→ DIRECTIONS:
Each record needs to be echoed exactly; can you do that?

→ PROVIDED RECORDS:
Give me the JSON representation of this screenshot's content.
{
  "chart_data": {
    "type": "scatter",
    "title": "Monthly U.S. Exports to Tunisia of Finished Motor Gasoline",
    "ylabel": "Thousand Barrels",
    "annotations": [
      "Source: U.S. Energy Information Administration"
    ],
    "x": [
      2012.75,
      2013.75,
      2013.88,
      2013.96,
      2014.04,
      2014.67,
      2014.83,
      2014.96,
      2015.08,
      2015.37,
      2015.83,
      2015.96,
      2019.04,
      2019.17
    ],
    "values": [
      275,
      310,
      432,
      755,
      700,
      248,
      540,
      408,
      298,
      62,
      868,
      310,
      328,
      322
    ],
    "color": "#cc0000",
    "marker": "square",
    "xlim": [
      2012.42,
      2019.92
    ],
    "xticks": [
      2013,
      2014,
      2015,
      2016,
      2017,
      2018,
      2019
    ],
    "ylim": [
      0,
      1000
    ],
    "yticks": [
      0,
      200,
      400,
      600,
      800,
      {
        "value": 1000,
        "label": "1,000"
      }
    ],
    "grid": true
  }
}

→ FINISHED ANSWER:
Give me the JSON representation of this screenshot's content.
{
  "chart_data": {
    "type": "scatter",
    "title": "Monthly U.S. Exports to Tunisia of Finished Motor Gasoline",
    "ylabel": "Thousand Barrels",
    "annotations": [
      "Source: U.S. Energy Information Administration"
    ],
    "x": [
      2012.75,
      2013.75,
      2013.88,
      2013.96,
      2014.04,
      2014.67,
      2014.83,
      2014.96,
      2015.08,
      2015.37,
      2015.83,
      2015.96,
      2019.04,
      2019.17
    ],
    "values": [
      275,
      310,
      432,
      755,
      700,
      248,
      540,
      408,
      298,
      62,
      868,
      310,
      328,
      322
    ],
    "color": "#cc0000",
    "marker": "square",
    "xlim": [
      2012.42,
      2019.92
    ],
    "xticks": [
      2013,
      2014,
      2015,
      2016,
      2017,
      2018,
      2019
    ],
    "ylim": [
      0,
      1000
    ],
    "yticks": [
      0,
      200,
      400,
      600,
      800,
      {
        "value": 1000,
        "label": "1,000"
      }
    ],
    "grid": true
  }
}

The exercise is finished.